··· DATA TO PROCESS

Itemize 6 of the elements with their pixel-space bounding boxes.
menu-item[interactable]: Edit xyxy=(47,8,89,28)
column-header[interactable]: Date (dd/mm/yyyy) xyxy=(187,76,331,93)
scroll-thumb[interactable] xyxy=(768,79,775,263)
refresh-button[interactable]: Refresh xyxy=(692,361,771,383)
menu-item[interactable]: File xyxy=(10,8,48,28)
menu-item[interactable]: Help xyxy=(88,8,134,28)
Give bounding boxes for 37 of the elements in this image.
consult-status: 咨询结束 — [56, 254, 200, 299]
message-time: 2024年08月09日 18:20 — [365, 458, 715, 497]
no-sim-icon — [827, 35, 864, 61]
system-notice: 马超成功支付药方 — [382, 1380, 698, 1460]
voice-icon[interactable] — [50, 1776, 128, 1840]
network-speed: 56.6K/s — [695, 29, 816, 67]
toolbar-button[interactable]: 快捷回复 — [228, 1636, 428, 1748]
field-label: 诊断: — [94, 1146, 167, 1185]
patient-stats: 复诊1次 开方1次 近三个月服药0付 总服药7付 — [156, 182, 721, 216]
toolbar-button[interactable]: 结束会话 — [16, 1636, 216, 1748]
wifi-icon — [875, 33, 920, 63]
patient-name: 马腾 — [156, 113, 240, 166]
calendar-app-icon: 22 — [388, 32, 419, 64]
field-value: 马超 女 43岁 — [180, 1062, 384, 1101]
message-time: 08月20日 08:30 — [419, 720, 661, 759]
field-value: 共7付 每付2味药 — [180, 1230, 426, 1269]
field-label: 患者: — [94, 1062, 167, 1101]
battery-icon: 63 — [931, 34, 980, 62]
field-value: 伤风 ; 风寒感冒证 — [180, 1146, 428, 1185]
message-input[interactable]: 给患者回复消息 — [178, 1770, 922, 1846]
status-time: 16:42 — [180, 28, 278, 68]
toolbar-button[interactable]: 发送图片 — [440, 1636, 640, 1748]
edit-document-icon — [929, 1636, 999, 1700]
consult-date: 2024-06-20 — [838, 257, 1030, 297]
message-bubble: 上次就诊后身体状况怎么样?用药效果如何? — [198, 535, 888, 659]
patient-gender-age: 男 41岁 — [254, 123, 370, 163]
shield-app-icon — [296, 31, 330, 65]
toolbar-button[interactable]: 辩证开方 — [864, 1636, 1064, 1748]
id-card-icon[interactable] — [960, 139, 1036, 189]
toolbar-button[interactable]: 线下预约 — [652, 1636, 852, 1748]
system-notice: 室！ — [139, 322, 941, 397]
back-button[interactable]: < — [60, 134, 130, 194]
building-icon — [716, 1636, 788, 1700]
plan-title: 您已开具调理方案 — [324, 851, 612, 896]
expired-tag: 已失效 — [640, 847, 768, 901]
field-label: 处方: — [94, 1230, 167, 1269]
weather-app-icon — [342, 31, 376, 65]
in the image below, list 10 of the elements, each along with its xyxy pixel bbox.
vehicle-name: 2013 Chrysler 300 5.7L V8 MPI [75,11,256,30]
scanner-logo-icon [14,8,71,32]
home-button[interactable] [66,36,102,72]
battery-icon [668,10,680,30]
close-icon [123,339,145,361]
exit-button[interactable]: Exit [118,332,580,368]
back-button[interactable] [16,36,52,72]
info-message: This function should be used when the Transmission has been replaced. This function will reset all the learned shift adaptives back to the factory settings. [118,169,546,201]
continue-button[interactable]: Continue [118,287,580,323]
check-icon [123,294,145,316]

······

_WHAT YOU SHOULD DO_
Repeat all of the data above, replacing "toolbar-button" with "action-button" everywhere and leaving everything else unchanged.

_SOLVED EXERCISE_
Itemize 6 of the elements with their pixel-space bounding boxes.
menu-item[interactable]: Edit xyxy=(47,8,89,28)
column-header[interactable]: Date (dd/mm/yyyy) xyxy=(187,76,331,93)
scroll-thumb[interactable] xyxy=(768,79,775,263)
refresh-button[interactable]: Refresh xyxy=(692,361,771,383)
menu-item[interactable]: File xyxy=(10,8,48,28)
menu-item[interactable]: Help xyxy=(88,8,134,28)
Give bounding boxes for 37 of the elements in this image.
consult-status: 咨询结束 — [56, 254, 200, 299]
message-time: 2024年08月09日 18:20 — [365, 458, 715, 497]
no-sim-icon — [827, 35, 864, 61]
system-notice: 马超成功支付药方 — [382, 1380, 698, 1460]
voice-icon[interactable] — [50, 1776, 128, 1840]
network-speed: 56.6K/s — [695, 29, 816, 67]
action-button[interactable]: 快捷回复 — [228, 1636, 428, 1748]
field-label: 诊断: — [94, 1146, 167, 1185]
patient-stats: 复诊1次 开方1次 近三个月服药0付 总服药7付 — [156, 182, 721, 216]
action-button[interactable]: 结束会话 — [16, 1636, 216, 1748]
wifi-icon — [875, 33, 920, 63]
patient-name: 马腾 — [156, 113, 240, 166]
calendar-app-icon: 22 — [388, 32, 419, 64]
field-value: 马超 女 43岁 — [180, 1062, 384, 1101]
message-time: 08月20日 08:30 — [419, 720, 661, 759]
field-value: 共7付 每付2味药 — [180, 1230, 426, 1269]
field-label: 患者: — [94, 1062, 167, 1101]
battery-icon: 63 — [931, 34, 980, 62]
field-value: 伤风 ; 风寒感冒证 — [180, 1146, 428, 1185]
message-input[interactable]: 给患者回复消息 — [178, 1770, 922, 1846]
status-time: 16:42 — [180, 28, 278, 68]
action-button[interactable]: 发送图片 — [440, 1636, 640, 1748]
edit-document-icon — [929, 1636, 999, 1700]
consult-date: 2024-06-20 — [838, 257, 1030, 297]
message-bubble: 上次就诊后身体状况怎么样?用药效果如何? — [198, 535, 888, 659]
patient-gender-age: 男 41岁 — [254, 123, 370, 163]
shield-app-icon — [296, 31, 330, 65]
action-button[interactable]: 辩证开方 — [864, 1636, 1064, 1748]
id-card-icon[interactable] — [960, 139, 1036, 189]
action-button[interactable]: 线下预约 — [652, 1636, 852, 1748]
system-notice: 室！ — [139, 322, 941, 397]
back-button[interactable]: < — [60, 134, 130, 194]
building-icon — [716, 1636, 788, 1700]
plan-title: 您已开具调理方案 — [324, 851, 612, 896]
expired-tag: 已失效 — [640, 847, 768, 901]
field-label: 处方: — [94, 1230, 167, 1269]
weather-app-icon — [342, 31, 376, 65]
in the image below, list 10 of the elements, each along with its xyxy pixel bbox.
vehicle-name: 2013 Chrysler 300 5.7L V8 MPI [75,11,256,30]
scanner-logo-icon [14,8,71,32]
home-button[interactable] [66,36,102,72]
battery-icon [668,10,680,30]
close-icon [123,339,145,361]
exit-button[interactable]: Exit [118,332,580,368]
back-button[interactable] [16,36,52,72]
info-message: This function should be used when the Transmission has been replaced. This function will reset all the learned shift adaptives back to the factory settings. [118,169,546,201]
continue-button[interactable]: Continue [118,287,580,323]
check-icon [123,294,145,316]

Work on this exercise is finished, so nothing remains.